Raw data:
────────────────────
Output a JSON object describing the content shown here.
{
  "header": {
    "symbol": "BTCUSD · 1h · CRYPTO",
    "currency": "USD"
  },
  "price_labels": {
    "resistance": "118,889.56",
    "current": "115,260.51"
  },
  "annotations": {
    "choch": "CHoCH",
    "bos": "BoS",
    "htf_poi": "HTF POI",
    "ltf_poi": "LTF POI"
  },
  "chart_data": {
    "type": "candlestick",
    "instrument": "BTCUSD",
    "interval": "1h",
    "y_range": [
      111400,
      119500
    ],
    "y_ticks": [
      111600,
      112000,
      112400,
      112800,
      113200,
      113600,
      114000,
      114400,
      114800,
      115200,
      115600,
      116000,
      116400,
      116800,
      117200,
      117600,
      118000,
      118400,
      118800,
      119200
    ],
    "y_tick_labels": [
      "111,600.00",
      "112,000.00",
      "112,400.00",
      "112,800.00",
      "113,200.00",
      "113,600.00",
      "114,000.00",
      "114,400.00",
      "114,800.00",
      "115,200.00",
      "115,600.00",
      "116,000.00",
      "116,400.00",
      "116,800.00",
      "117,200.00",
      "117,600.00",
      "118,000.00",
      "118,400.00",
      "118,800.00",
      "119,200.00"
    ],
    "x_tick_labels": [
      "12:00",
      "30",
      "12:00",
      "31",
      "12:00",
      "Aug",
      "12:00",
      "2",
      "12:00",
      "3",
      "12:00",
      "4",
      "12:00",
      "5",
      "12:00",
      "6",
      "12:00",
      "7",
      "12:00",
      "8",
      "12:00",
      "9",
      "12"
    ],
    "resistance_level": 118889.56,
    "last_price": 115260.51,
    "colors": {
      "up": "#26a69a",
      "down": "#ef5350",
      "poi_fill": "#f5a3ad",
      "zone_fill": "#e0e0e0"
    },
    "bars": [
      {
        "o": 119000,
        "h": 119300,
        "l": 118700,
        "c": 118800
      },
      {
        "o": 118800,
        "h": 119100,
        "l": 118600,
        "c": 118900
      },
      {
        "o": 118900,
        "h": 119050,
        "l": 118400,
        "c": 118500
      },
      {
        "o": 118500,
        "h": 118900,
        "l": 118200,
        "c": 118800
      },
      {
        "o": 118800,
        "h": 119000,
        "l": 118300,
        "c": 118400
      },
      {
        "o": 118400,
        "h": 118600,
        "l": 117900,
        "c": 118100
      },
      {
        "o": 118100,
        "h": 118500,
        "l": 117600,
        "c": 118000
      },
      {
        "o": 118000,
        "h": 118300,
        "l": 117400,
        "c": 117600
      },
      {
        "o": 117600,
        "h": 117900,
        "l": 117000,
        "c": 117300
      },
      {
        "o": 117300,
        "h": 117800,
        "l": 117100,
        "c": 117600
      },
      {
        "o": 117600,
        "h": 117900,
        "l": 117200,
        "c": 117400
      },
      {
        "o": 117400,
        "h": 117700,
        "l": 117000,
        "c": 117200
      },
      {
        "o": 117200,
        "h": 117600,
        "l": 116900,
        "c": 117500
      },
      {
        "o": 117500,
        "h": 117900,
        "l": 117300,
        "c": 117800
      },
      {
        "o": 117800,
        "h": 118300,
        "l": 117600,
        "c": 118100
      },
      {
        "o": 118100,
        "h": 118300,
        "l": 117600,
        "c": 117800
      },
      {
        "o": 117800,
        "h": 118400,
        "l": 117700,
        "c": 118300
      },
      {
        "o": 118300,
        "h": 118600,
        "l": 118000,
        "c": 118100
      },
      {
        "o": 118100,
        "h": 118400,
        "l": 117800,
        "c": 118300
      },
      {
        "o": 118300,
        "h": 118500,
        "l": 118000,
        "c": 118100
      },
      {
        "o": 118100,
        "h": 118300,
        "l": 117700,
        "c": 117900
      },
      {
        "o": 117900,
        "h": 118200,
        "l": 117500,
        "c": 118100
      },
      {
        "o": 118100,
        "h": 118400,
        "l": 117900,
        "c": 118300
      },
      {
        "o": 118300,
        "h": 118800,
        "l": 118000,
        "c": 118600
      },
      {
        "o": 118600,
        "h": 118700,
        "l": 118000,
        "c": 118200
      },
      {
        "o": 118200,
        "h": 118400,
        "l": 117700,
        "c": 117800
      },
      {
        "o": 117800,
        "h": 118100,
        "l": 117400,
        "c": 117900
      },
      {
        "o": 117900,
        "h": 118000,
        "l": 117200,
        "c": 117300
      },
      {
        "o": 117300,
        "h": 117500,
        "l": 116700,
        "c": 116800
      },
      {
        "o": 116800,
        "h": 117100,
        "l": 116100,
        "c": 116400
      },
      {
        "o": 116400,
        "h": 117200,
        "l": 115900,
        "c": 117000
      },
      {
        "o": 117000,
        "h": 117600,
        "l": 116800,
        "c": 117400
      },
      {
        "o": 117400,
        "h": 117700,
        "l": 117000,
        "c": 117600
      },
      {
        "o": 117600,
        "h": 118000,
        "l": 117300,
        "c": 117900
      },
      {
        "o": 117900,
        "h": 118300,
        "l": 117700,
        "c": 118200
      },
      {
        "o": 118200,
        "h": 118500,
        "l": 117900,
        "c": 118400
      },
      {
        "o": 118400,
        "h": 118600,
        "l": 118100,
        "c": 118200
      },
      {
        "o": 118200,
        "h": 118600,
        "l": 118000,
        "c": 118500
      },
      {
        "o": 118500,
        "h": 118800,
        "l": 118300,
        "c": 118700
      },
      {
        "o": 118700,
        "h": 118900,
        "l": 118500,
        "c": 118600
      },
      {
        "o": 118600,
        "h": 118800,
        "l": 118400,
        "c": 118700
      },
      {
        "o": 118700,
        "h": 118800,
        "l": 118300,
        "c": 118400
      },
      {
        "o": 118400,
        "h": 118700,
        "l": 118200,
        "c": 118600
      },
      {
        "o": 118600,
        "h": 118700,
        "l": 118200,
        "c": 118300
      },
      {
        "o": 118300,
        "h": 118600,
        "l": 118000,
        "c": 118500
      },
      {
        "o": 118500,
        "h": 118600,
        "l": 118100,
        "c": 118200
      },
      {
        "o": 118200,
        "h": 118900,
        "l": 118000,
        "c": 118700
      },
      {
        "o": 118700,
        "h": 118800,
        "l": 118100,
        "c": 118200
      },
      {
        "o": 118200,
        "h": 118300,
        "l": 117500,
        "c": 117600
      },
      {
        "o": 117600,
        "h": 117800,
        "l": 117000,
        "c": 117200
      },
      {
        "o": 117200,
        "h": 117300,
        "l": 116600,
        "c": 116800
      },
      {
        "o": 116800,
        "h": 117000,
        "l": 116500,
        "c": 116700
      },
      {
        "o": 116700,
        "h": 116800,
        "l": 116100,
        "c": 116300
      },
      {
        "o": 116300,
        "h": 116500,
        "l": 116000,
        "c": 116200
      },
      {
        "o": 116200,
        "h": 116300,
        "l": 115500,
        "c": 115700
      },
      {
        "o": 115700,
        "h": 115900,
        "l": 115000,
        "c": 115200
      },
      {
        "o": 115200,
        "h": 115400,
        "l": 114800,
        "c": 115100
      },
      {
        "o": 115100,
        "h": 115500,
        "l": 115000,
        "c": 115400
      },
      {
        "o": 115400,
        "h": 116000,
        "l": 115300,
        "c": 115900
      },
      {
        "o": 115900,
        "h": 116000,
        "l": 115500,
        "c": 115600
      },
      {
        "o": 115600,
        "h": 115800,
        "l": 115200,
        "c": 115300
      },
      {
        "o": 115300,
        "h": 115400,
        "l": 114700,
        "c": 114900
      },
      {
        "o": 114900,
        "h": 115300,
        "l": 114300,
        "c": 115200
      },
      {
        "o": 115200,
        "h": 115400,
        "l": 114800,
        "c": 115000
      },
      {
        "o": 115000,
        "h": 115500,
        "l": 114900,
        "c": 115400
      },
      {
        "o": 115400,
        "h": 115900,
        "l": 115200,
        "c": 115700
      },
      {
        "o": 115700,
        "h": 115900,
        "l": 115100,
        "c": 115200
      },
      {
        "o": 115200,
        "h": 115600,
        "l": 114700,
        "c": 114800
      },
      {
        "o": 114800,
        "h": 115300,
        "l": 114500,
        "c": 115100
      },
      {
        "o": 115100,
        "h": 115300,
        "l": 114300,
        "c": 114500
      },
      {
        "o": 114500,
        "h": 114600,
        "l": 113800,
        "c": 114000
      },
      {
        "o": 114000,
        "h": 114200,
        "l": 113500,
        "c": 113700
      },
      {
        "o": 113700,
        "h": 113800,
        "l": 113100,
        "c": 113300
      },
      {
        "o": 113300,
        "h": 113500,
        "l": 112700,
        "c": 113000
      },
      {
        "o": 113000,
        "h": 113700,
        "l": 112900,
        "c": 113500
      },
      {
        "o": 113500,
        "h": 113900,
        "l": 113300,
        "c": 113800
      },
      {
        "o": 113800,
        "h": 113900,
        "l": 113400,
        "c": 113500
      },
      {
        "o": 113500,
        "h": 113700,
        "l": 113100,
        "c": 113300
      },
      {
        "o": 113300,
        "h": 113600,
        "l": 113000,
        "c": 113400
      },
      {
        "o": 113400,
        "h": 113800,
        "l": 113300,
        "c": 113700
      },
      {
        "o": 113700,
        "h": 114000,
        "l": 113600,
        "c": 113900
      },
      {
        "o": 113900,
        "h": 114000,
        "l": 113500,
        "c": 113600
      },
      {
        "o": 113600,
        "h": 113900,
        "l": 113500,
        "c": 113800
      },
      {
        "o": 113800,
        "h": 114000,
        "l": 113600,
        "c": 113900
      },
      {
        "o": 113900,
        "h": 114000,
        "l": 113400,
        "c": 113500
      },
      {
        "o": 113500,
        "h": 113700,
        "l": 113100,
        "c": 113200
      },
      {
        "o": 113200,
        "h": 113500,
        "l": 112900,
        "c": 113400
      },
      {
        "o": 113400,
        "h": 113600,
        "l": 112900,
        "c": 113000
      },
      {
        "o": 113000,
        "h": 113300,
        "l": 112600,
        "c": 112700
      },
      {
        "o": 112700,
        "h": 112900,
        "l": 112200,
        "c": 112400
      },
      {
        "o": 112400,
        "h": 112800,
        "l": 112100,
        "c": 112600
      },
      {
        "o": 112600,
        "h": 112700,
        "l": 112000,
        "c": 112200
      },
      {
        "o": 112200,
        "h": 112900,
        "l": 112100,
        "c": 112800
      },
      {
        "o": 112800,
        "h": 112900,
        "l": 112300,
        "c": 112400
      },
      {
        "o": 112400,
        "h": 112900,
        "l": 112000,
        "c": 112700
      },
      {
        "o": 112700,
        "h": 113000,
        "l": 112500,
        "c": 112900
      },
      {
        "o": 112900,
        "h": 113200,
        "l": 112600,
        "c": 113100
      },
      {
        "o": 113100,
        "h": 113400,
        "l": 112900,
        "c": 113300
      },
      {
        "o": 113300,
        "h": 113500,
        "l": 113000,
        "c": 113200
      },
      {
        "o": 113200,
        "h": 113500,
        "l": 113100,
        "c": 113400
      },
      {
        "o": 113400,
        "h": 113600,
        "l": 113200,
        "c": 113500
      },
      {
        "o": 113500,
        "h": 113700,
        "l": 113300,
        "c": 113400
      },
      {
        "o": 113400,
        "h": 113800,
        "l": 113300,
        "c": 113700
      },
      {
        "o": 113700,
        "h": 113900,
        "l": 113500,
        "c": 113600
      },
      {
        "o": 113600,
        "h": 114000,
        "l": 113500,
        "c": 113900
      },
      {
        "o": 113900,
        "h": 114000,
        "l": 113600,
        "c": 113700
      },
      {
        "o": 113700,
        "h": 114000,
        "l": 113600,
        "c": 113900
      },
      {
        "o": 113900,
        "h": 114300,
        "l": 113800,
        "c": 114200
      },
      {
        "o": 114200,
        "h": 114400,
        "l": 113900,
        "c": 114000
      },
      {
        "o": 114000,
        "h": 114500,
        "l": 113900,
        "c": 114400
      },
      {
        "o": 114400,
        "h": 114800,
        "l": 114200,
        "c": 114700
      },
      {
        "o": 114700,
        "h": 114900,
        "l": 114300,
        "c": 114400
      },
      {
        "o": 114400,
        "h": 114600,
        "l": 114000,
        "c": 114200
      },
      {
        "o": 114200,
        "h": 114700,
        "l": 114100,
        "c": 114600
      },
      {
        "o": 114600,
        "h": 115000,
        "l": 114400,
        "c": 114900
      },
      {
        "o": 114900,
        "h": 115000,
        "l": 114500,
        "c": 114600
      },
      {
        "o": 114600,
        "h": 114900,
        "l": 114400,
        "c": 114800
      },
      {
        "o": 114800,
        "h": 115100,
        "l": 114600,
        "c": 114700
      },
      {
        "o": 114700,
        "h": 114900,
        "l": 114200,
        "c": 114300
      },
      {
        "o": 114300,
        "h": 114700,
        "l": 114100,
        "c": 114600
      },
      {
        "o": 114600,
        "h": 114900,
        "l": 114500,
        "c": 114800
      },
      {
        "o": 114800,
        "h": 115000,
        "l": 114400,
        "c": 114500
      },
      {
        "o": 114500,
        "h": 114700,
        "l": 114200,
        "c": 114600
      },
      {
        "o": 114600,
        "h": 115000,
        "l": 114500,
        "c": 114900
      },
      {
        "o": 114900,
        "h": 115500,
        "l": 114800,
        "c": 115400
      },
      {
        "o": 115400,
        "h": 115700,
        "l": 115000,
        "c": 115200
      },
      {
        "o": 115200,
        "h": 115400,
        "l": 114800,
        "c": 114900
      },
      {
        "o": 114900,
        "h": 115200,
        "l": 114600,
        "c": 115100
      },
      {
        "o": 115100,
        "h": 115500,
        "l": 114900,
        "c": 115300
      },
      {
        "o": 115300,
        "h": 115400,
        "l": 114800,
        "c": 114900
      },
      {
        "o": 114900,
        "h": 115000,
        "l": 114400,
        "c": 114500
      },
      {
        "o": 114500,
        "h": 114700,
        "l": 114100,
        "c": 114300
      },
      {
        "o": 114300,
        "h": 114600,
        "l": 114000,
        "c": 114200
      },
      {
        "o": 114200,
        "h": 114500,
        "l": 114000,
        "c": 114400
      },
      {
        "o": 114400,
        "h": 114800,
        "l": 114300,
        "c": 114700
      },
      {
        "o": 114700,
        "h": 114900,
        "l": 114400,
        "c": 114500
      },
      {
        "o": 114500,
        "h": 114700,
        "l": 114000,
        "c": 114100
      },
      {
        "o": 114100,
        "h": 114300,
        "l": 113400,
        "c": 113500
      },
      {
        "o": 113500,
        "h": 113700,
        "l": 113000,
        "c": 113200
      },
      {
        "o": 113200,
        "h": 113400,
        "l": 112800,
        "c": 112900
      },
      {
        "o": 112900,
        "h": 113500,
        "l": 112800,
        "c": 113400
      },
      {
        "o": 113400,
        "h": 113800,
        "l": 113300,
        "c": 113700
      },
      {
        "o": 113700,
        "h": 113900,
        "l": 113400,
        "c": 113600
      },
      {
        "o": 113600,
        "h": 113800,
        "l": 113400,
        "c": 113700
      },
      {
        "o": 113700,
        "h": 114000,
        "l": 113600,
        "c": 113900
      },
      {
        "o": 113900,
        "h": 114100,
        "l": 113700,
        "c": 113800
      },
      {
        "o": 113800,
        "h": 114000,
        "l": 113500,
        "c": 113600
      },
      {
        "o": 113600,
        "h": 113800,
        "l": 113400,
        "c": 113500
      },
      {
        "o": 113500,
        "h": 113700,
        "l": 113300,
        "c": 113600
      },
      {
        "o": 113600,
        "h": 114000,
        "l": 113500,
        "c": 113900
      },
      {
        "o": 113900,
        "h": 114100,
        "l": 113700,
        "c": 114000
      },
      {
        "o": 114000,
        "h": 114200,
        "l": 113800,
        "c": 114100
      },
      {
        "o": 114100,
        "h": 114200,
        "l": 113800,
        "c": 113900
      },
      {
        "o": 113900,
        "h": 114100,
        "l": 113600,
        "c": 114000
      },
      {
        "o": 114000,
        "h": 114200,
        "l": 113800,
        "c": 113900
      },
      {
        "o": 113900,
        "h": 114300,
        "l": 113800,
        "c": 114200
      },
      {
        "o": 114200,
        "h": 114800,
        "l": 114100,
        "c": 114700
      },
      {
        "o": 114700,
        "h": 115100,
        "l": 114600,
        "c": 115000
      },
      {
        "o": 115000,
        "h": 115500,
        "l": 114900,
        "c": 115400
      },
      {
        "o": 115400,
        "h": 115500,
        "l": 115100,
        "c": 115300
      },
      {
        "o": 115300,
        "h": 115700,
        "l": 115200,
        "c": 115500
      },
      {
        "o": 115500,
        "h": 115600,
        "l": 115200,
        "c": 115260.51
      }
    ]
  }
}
────────────────────
The task:
In the listing above, locate each line with "BTCUSD" and copy it.

Exercise output:
    "symbol": "BTCUSD · 1h · CRYPTO",
    "instrument": "BTCUSD",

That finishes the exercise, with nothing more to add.